======== Texto
A desembargadora Maysa Vendramini Rosal determinou o afastamento temporário do juiz Adriano Morelli, responsável pela Vara de Falências do Fórum de Gurupi, por um período de 140 dias, para instaurar Processo Administrativo Disciplinar para a apuração dos fatos . A decisão foi publicada no Diário da Justiça em 21 de julho e foi tomada pelo Tribunal Pleno, em Sessão no dia 17 e o ato que o afastou é assinado pela presidente do TJTO..
Por Wesley Silas
A desembargadora argumentou que existem indícios suficientes de que o juiz Morelli, no exercício de suas funções, teria adotado condutas irregulares. Ele supostamente descumpriu decisões de instâncias superiores e favoreceu partes específicas, violando o devido processo legal.
Embora a decisão não tenha sido relacionada a um caso específico, recorda-se uma atuação de destaque do magistrado no início deste ano. Morelli recebeu o processo de recuperação judicial do Grupo Consentini, a maior recuperação judicial de uma pessoa física do Brasil. Tal grupo é conhecido no setor agropecuário por suas extensas propriedades nos estados de Goiás, Tocantins e Pará.
================
======== Registros fornecidos
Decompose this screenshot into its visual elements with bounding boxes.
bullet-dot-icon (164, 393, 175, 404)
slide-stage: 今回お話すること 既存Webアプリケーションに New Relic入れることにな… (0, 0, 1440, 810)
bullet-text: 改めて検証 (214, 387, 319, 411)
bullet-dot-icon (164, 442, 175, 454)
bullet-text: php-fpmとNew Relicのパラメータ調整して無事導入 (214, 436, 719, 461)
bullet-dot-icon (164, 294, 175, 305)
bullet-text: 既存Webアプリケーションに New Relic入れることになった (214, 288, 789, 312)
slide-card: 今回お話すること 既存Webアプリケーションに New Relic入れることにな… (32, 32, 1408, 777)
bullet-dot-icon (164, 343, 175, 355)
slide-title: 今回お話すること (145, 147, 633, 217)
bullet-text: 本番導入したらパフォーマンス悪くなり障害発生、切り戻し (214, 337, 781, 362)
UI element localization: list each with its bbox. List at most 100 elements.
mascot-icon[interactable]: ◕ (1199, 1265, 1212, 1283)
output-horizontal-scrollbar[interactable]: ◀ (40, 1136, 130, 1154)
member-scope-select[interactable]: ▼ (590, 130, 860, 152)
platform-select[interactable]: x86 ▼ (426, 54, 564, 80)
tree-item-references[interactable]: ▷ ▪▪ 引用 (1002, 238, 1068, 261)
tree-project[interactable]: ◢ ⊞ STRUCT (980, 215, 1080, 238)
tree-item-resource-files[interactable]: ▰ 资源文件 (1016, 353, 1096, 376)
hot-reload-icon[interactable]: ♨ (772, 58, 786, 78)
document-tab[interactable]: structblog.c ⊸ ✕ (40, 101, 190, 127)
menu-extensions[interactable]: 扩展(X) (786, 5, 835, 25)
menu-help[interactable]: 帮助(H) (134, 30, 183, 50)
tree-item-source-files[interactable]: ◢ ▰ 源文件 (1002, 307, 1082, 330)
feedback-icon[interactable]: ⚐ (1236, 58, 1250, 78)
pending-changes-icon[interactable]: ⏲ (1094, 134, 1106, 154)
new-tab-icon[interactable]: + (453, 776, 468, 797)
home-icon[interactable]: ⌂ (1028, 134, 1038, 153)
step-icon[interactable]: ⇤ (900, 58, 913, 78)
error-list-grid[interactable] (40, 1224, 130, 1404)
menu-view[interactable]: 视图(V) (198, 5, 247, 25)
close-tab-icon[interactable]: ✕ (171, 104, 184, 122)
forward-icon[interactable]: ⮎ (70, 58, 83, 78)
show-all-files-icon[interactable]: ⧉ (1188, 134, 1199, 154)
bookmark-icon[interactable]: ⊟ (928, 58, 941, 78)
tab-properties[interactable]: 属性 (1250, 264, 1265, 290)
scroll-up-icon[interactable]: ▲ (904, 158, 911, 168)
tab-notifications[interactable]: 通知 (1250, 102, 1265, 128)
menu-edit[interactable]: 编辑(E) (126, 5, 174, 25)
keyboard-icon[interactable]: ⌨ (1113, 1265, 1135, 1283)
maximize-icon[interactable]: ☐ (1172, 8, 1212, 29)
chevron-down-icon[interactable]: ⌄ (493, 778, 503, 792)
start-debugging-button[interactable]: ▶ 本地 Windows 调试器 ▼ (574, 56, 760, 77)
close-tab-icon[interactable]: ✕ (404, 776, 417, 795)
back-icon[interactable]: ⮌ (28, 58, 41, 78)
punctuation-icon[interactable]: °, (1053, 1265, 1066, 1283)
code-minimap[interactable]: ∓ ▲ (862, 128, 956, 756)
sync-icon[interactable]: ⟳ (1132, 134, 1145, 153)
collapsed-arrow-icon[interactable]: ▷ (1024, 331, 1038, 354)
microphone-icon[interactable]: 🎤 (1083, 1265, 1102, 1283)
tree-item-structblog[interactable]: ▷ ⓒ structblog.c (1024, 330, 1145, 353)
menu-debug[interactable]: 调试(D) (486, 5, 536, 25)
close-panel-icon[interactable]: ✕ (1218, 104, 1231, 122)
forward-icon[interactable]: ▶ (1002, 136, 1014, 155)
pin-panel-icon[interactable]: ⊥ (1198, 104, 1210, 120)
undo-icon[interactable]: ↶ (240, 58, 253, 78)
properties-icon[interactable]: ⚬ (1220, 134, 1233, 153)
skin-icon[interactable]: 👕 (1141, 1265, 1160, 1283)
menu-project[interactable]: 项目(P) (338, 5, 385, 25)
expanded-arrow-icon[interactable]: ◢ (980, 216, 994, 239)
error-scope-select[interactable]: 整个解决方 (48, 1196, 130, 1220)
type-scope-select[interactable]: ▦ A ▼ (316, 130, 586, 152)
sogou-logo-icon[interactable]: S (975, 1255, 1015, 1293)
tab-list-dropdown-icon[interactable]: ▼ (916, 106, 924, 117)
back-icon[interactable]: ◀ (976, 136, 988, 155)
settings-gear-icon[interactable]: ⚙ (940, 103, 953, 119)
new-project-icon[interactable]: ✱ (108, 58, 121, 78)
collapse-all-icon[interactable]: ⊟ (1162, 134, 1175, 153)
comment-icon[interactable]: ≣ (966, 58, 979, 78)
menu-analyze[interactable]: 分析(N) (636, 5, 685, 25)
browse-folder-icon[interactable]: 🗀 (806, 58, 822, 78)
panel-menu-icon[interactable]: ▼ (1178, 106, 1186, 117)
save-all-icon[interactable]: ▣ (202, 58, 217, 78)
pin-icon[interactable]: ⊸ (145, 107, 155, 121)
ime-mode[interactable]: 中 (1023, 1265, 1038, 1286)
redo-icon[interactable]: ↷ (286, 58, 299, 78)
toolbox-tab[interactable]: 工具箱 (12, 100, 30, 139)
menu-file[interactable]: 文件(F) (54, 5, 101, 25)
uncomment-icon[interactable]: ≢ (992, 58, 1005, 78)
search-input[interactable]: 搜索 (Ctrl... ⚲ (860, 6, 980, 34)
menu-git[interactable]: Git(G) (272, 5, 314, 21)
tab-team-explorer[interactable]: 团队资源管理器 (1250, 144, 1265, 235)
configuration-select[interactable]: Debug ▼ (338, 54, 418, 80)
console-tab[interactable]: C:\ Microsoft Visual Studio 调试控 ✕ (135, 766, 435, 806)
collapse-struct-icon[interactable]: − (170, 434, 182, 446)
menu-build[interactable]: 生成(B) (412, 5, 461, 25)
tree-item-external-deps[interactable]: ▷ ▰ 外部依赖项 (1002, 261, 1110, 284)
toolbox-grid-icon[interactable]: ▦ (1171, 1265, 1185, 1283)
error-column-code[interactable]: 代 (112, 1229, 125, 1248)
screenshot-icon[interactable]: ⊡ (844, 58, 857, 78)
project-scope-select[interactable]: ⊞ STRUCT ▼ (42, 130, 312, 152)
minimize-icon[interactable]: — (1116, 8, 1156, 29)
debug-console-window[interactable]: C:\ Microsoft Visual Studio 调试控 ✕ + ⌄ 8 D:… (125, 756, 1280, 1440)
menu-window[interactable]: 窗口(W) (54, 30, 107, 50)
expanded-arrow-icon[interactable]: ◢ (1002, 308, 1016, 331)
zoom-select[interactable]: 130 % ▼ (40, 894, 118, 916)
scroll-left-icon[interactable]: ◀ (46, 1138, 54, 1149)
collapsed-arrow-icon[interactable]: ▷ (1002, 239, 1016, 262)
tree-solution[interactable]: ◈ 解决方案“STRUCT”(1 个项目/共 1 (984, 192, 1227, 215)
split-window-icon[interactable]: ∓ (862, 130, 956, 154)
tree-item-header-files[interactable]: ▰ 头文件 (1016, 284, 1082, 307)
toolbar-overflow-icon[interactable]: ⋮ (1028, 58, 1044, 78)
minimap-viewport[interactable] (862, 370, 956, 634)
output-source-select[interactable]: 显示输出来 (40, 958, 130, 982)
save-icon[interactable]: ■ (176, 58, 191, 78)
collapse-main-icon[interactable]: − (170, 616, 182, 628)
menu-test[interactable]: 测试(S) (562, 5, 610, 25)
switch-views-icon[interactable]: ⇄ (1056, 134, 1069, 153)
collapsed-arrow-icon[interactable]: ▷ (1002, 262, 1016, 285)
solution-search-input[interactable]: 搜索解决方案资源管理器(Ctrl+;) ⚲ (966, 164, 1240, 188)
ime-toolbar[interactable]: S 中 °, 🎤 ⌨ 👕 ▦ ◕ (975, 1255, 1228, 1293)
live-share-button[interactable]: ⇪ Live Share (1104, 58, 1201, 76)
================
■ **Tarefa A**: Reescreva em forma de lista o parágrafo da notícia sobre o afastamento do juiz que começa com "Embora a decisão não tenha sido", mantendo seus fatos principais.
■ **Tarefa B**:
Responda às perguntas a seguir com base na notícia sobre o afastamento do juiz.
(i) Por quantos dias o juiz Adriano Morelli foi afastado?
(ii) Decisões de quais instâncias ele supostamente descumpriu?
(iii) Em quais estados o Grupo Consentini tem extensas propriedades?
■ **Tarefa C**: Prossiga a notícia sobre o afastamento do juiz a partir do ponto em que ela termina.
Os registros foram obtidos de uma fonte diferente da do texto.

■ **Resposta A**:
- A decisão não foi relacionada a um caso específico.
- No início deste ano, Morelli recebeu o processo de recuperação judicial do Grupo Consentini.
- Trata-se da maior recuperação judicial de uma pessoa física do Brasil.
- O grupo é conhecido no setor agropecuário por suas extensas propriedades em Goiás, Tocantins e Pará.

■ **Resposta B**:
(i) Por 140 dias.
(ii) De instâncias superiores.
(iii) Em Goiás, Tocantins e Pará.

■ **Resposta C**:
Conforme o Novo Jornal, nesse processo, Morelli nomeou o advogado Wilmar Ribeiro Filho como administrador judicial, responsável por gerir dívidas superiores a 1 bilhão de reais. O advogado teria uma remuneração mensal de R$ 315.612,57 durante o processo, um valor significativo especialmente para o estado do Tocantins, onde o rendimento mensal domiciliar per capita é de R$ 1.737, segundo dados do IBGE.
A reportagem do Portal Atitude não conseguiu obter um posicionamento de Adriano Morelli, mas mantém o espaço aberto para manifestações futuras do magistrado, em respeito ao princípio do contraditório.